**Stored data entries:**
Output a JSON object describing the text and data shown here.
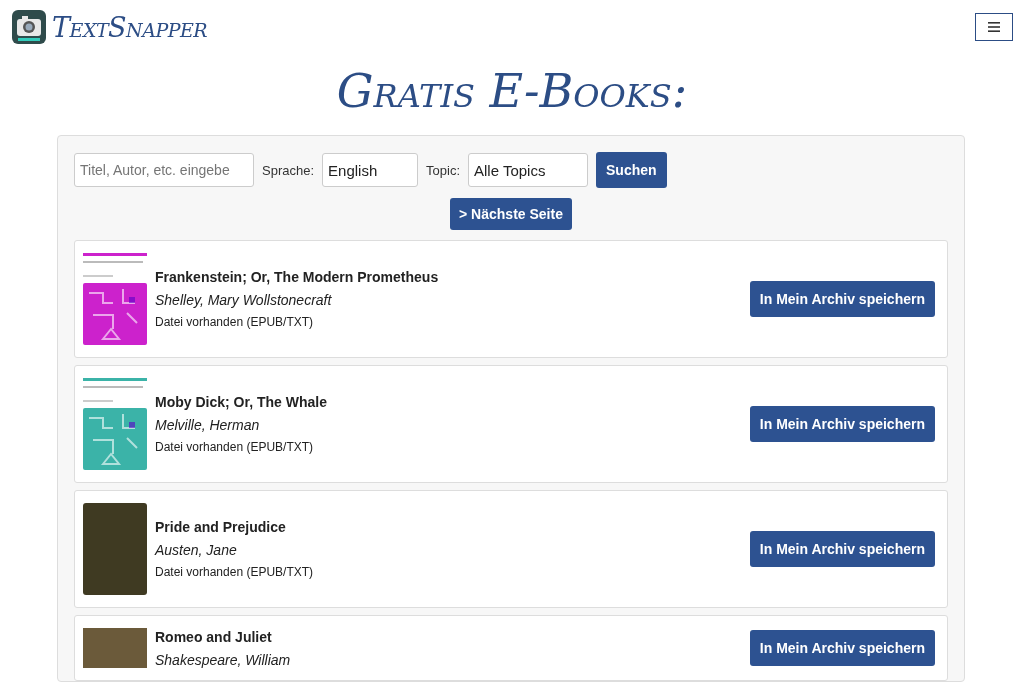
{
  "header": {
    "logo_text": "TextSnapper"
  },
  "page_title": "Gratis E-Books:",
  "search": {
    "placeholder": "Titel, Autor, etc. eingebe",
    "language_label": "Sprache:",
    "language_value": "English",
    "topic_label": "Topic:",
    "topic_value": "Alle Topics",
    "search_button": "Suchen",
    "next_button": "> Nächste Seite"
  },
  "books": [
    {
      "title": "Frankenstein; Or, The Modern Prometheus",
      "author": "Shelley, Mary Wollstonecraft",
      "file_status": "Datei vorhanden (EPUB/TXT)",
      "kind": "pattern",
      "color": "#cc22cc",
      "button": "In Mein Archiv speichern"
    },
    {
      "title": "Moby Dick; Or, The Whale",
      "author": "Melville, Herman",
      "file_status": "Datei vorhanden (EPUB/TXT)",
      "kind": "pattern",
      "color": "#3bb3a8",
      "button": "In Mein Archiv speichern"
    },
    {
      "title": "Pride and Prejudice",
      "author": "Austen, Jane",
      "file_status": "Datei vorhanden (EPUB/TXT)",
      "kind": "photo",
      "color": "#3f3a22",
      "button": "In Mein Archiv speichern"
    },
    {
      "title": "Romeo and Juliet",
      "author": "Shakespeare, William",
      "kind": "banner",
      "color": "#6b5a3a",
      "button": "In Mein Archiv speichern"
    }
  ]
}
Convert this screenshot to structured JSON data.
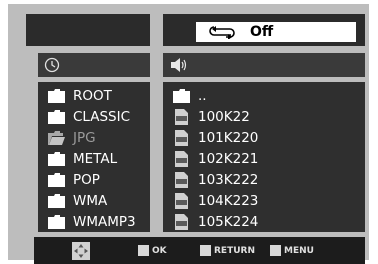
{
  "repeat": {
    "icon": "repeat-icon",
    "value": "Off"
  },
  "left_header": {
    "icon": "clock-icon"
  },
  "right_header": {
    "icon": "speaker-icon"
  },
  "folders": [
    {
      "label": "ROOT",
      "icon": "folder-icon",
      "state": "normal"
    },
    {
      "label": "CLASSIC",
      "icon": "folder-icon",
      "state": "normal"
    },
    {
      "label": "JPG",
      "icon": "folder-open-icon",
      "state": "dimmed"
    },
    {
      "label": "METAL",
      "icon": "folder-icon",
      "state": "normal"
    },
    {
      "label": "POP",
      "icon": "folder-icon",
      "state": "normal"
    },
    {
      "label": "WMA",
      "icon": "folder-icon",
      "state": "normal"
    },
    {
      "label": "WMAMP3",
      "icon": "folder-icon",
      "state": "normal"
    }
  ],
  "files": [
    {
      "label": "..",
      "icon": "folder-icon"
    },
    {
      "label": "100K22",
      "icon": "jpg-file-icon"
    },
    {
      "label": "101K220",
      "icon": "jpg-file-icon"
    },
    {
      "label": "102K221",
      "icon": "jpg-file-icon"
    },
    {
      "label": "103K222",
      "icon": "jpg-file-icon"
    },
    {
      "label": "104K223",
      "icon": "jpg-file-icon"
    },
    {
      "label": "105K224",
      "icon": "jpg-file-icon"
    }
  ],
  "footer": {
    "nav_icon": "direction-pad-icon",
    "ok_label": "OK",
    "return_label": "RETURN",
    "menu_label": "MENU"
  }
}
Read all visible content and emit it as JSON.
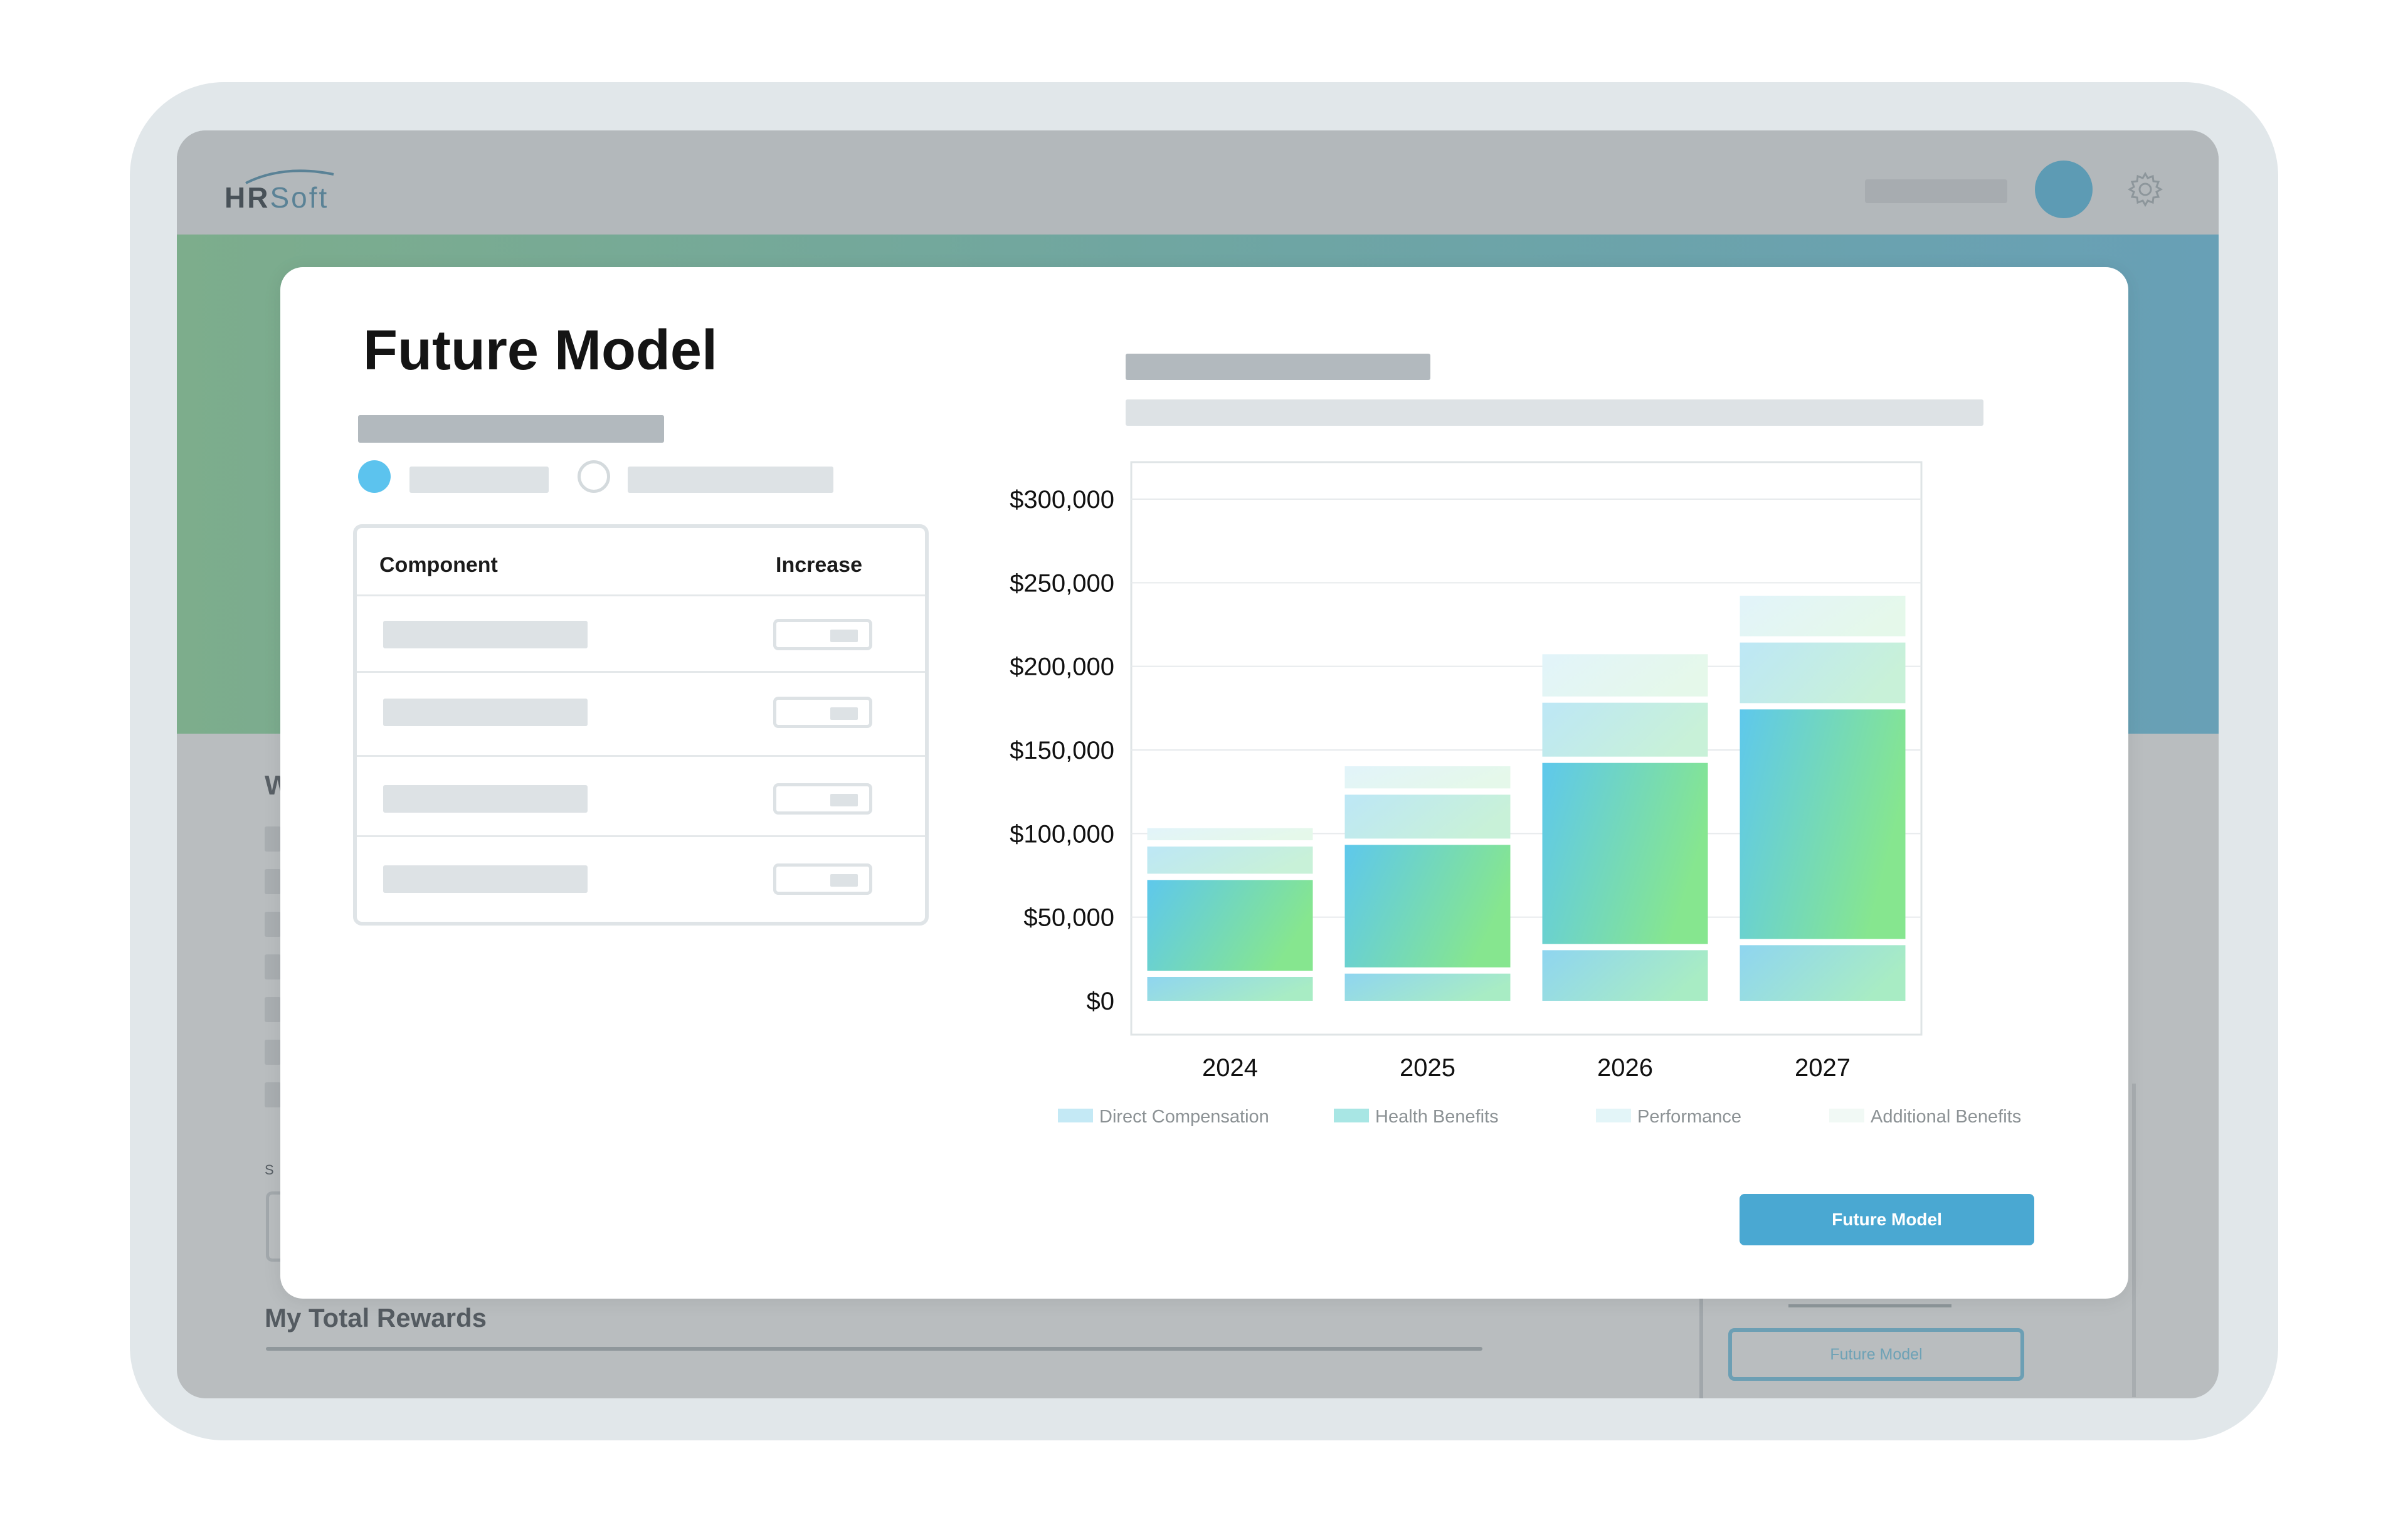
{
  "app": {
    "logo_text_a": "HR",
    "logo_text_b": "Soft",
    "icons": {
      "settings": "gear-icon",
      "avatar": "user-avatar"
    },
    "colors": {
      "hero_start": "#7dad8c",
      "hero_end": "#68a0b6",
      "accent": "#4aa8d2",
      "avatar": "#5d9bb4"
    }
  },
  "background_page": {
    "section_initial": "W",
    "select_label_initial": "S",
    "total_rewards_title": "My Total Rewards",
    "future_model_button": "Future Model"
  },
  "modal": {
    "title": "Future Model",
    "radio_options": [
      {
        "selected": true
      },
      {
        "selected": false
      }
    ],
    "table": {
      "col_component": "Component",
      "col_increase": "Increase",
      "rows": 4
    },
    "action_button": "Future Model"
  },
  "chart_data": {
    "type": "bar",
    "stacked": true,
    "title": "",
    "xlabel": "",
    "ylabel": "",
    "categories": [
      "2024",
      "2025",
      "2026",
      "2027"
    ],
    "y_tick_labels": [
      "$300,000",
      "$250,000",
      "$200,000",
      "$150,000",
      "$100,000",
      "$50,000",
      "$0"
    ],
    "ylim": [
      0,
      300000
    ],
    "y_ticks": [
      300000,
      250000,
      200000,
      150000,
      100000,
      50000,
      0
    ],
    "grid": true,
    "legend_position": "bottom",
    "series": [
      {
        "name": "Direct Compensation",
        "values": [
          18000,
          20000,
          34000,
          37000
        ],
        "color_from": "#8fd5f0",
        "color_to": "#a8ecc4"
      },
      {
        "name": "Health Benefits",
        "values": [
          58000,
          77000,
          112000,
          141000
        ],
        "color_from": "#5ec8ec",
        "color_to": "#86e68f"
      },
      {
        "name": "Performance",
        "values": [
          20000,
          30000,
          36000,
          40000
        ],
        "color_from": "#bde7f6",
        "color_to": "#c8f1d8"
      },
      {
        "name": "Additional Benefits",
        "values": [
          11000,
          17000,
          29000,
          28000
        ],
        "color_from": "#e2f4fa",
        "color_to": "#e5f8ea"
      }
    ],
    "legend_swatches": [
      "#c4e9f5",
      "#a8e6e4",
      "#e3f5f8",
      "#f1f9f5"
    ]
  }
}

**Work to be completed:** Exactly as written, return every line of the listing, but not the pictures.

**Completed exercise:**
Output a JSON object describing the text and data shown here.
{
  "header": {
    "logo_text": "TextSnapper"
  },
  "page_title": "Gratis E-Books:",
  "search": {
    "placeholder": "Titel, Autor, etc. eingebe",
    "language_label": "Sprache:",
    "language_value": "English",
    "topic_label": "Topic:",
    "topic_value": "Alle Topics",
    "search_button": "Suchen",
    "next_button": "> Nächste Seite"
  },
  "books": [
    {
      "title": "Frankenstein; Or, The Modern Prometheus",
      "author": "Shelley, Mary Wollstonecraft",
      "file_status": "Datei vorhanden (EPUB/TXT)",
      "kind": "pattern",
      "color": "#cc22cc",
      "button": "In Mein Archiv speichern"
    },
    {
      "title": "Moby Dick; Or, The Whale",
      "author": "Melville, Herman",
      "file_status": "Datei vorhanden (EPUB/TXT)",
      "kind": "pattern",
      "color": "#3bb3a8",
      "button": "In Mein Archiv speichern"
    },
    {
      "title": "Pride and Prejudice",
      "author": "Austen, Jane",
      "file_status": "Datei vorhanden (EPUB/TXT)",
      "kind": "photo",
      "color": "#3f3a22",
      "button": "In Mein Archiv speichern"
    },
    {
      "title": "Romeo and Juliet",
      "author": "Shakespeare, William",
      "kind": "banner",
      "color": "#6b5a3a",
      "button": "In Mein Archiv speichern"
    }
  ]
}
Convert this screenshot to structured JSON data.
{
  "repeat": {
    "icon": "repeat-icon",
    "value": "Off"
  },
  "left_header": {
    "icon": "clock-icon"
  },
  "right_header": {
    "icon": "speaker-icon"
  },
  "folders": [
    {
      "label": "ROOT",
      "icon": "folder-icon",
      "state": "normal"
    },
    {
      "label": "CLASSIC",
      "icon": "folder-icon",
      "state": "normal"
    },
    {
      "label": "JPG",
      "icon": "folder-open-icon",
      "state": "dimmed"
    },
    {
      "label": "METAL",
      "icon": "folder-icon",
      "state": "normal"
    },
    {
      "label": "POP",
      "icon": "folder-icon",
      "state": "normal"
    },
    {
      "label": "WMA",
      "icon": "folder-icon",
      "state": "normal"
    },
    {
      "label": "WMAMP3",
      "icon": "folder-icon",
      "state": "normal"
    }
  ],
  "files": [
    {
      "label": "..",
      "icon": "folder-icon"
    },
    {
      "label": "100K22",
      "icon": "jpg-file-icon"
    },
    {
      "label": "101K220",
      "icon": "jpg-file-icon"
    },
    {
      "label": "102K221",
      "icon": "jpg-file-icon"
    },
    {
      "label": "103K222",
      "icon": "jpg-file-icon"
    },
    {
      "label": "104K223",
      "icon": "jpg-file-icon"
    },
    {
      "label": "105K224",
      "icon": "jpg-file-icon"
    }
  ],
  "footer": {
    "nav_icon": "direction-pad-icon",
    "ok_label": "OK",
    "return_label": "RETURN",
    "menu_label": "MENU"
  }
}
Read all visible content and emit it as JSON.
{
  "app": {
    "logo_text_a": "HR",
    "logo_text_b": "Soft",
    "icons": {
      "settings": "gear-icon",
      "avatar": "user-avatar"
    },
    "colors": {
      "hero_start": "#7dad8c",
      "hero_end": "#68a0b6",
      "accent": "#4aa8d2",
      "avatar": "#5d9bb4"
    }
  },
  "background_page": {
    "section_initial": "W",
    "select_label_initial": "S",
    "total_rewards_title": "My Total Rewards",
    "future_model_button": "Future Model"
  },
  "modal": {
    "title": "Future Model",
    "radio_options": [
      {
        "selected": true
      },
      {
        "selected": false
      }
    ],
    "table": {
      "col_component": "Component",
      "col_increase": "Increase",
      "rows": 4
    },
    "action_button": "Future Model"
  },
  "chart_data": {
    "type": "bar",
    "stacked": true,
    "title": "",
    "xlabel": "",
    "ylabel": "",
    "categories": [
      "2024",
      "2025",
      "2026",
      "2027"
    ],
    "y_tick_labels": [
      "$300,000",
      "$250,000",
      "$200,000",
      "$150,000",
      "$100,000",
      "$50,000",
      "$0"
    ],
    "ylim": [
      0,
      300000
    ],
    "y_ticks": [
      300000,
      250000,
      200000,
      150000,
      100000,
      50000,
      0
    ],
    "grid": true,
    "legend_position": "bottom",
    "series": [
      {
        "name": "Direct Compensation",
        "values": [
          18000,
          20000,
          34000,
          37000
        ],
        "color_from": "#8fd5f0",
        "color_to": "#a8ecc4"
      },
      {
        "name": "Health Benefits",
        "values": [
          58000,
          77000,
          112000,
          141000
        ],
        "color_from": "#5ec8ec",
        "color_to": "#86e68f"
      },
      {
        "name": "Performance",
        "values": [
          20000,
          30000,
          36000,
          40000
        ],
        "color_from": "#bde7f6",
        "color_to": "#c8f1d8"
      },
      {
        "name": "Additional Benefits",
        "values": [
          11000,
          17000,
          29000,
          28000
        ],
        "color_from": "#e2f4fa",
        "color_to": "#e5f8ea"
      }
    ],
    "legend_swatches": [
      "#c4e9f5",
      "#a8e6e4",
      "#e3f5f8",
      "#f1f9f5"
    ]
  }
}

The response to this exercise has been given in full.